[start DATASET]

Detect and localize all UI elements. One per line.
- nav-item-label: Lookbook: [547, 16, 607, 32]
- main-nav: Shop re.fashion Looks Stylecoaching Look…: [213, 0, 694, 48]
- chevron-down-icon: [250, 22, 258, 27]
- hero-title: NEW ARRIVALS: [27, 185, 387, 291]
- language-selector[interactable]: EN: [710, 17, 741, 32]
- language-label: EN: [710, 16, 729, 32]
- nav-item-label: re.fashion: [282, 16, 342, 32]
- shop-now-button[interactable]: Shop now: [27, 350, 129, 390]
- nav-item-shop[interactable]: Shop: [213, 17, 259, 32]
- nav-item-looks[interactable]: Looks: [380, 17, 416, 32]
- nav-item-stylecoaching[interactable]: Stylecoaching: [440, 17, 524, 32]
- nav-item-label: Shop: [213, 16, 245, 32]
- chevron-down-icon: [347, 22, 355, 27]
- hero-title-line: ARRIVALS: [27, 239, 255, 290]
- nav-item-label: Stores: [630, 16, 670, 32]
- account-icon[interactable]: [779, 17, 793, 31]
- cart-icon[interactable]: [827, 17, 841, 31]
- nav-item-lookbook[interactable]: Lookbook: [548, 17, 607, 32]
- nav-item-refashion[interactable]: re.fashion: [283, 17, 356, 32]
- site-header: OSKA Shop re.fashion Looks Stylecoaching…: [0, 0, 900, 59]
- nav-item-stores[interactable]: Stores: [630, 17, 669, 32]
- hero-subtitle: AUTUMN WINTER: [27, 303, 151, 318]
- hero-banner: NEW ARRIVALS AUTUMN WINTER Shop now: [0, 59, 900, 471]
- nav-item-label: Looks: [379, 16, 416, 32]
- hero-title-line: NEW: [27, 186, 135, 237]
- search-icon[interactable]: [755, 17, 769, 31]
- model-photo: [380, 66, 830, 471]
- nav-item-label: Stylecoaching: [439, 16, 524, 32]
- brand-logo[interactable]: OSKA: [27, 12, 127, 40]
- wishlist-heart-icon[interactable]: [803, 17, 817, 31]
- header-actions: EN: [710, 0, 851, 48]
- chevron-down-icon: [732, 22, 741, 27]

[end DATASET]

Rewrite the records with every "chevron-down-icon" replaced by "caret-down-icon", leaving everything else unchanged.

* CORRECT RESPONSE
Detect and localize all UI elements. One per line.
- nav-item-label: Lookbook: [547, 16, 607, 32]
- main-nav: Shop re.fashion Looks Stylecoaching Look…: [213, 0, 694, 48]
- caret-down-icon: [250, 22, 258, 27]
- hero-title: NEW ARRIVALS: [27, 185, 387, 291]
- language-selector[interactable]: EN: [710, 17, 741, 32]
- language-label: EN: [710, 16, 729, 32]
- nav-item-label: re.fashion: [282, 16, 342, 32]
- shop-now-button[interactable]: Shop now: [27, 350, 129, 390]
- nav-item-shop[interactable]: Shop: [213, 17, 259, 32]
- nav-item-looks[interactable]: Looks: [380, 17, 416, 32]
- nav-item-stylecoaching[interactable]: Stylecoaching: [440, 17, 524, 32]
- nav-item-label: Shop: [213, 16, 245, 32]
- caret-down-icon: [347, 22, 355, 27]
- hero-title-line: ARRIVALS: [27, 239, 255, 290]
- nav-item-label: Stores: [630, 16, 670, 32]
- account-icon[interactable]: [779, 17, 793, 31]
- cart-icon[interactable]: [827, 17, 841, 31]
- nav-item-lookbook[interactable]: Lookbook: [548, 17, 607, 32]
- nav-item-refashion[interactable]: re.fashion: [283, 17, 356, 32]
- site-header: OSKA Shop re.fashion Looks Stylecoaching…: [0, 0, 900, 59]
- nav-item-stores[interactable]: Stores: [630, 17, 669, 32]
- hero-subtitle: AUTUMN WINTER: [27, 303, 151, 318]
- hero-banner: NEW ARRIVALS AUTUMN WINTER Shop now: [0, 59, 900, 471]
- nav-item-label: Looks: [379, 16, 416, 32]
- hero-title-line: NEW: [27, 186, 135, 237]
- search-icon[interactable]: [755, 17, 769, 31]
- model-photo: [380, 66, 830, 471]
- nav-item-label: Stylecoaching: [439, 16, 524, 32]
- brand-logo[interactable]: OSKA: [27, 12, 127, 40]
- wishlist-heart-icon[interactable]: [803, 17, 817, 31]
- header-actions: EN: [710, 0, 851, 48]
- caret-down-icon: [732, 22, 741, 27]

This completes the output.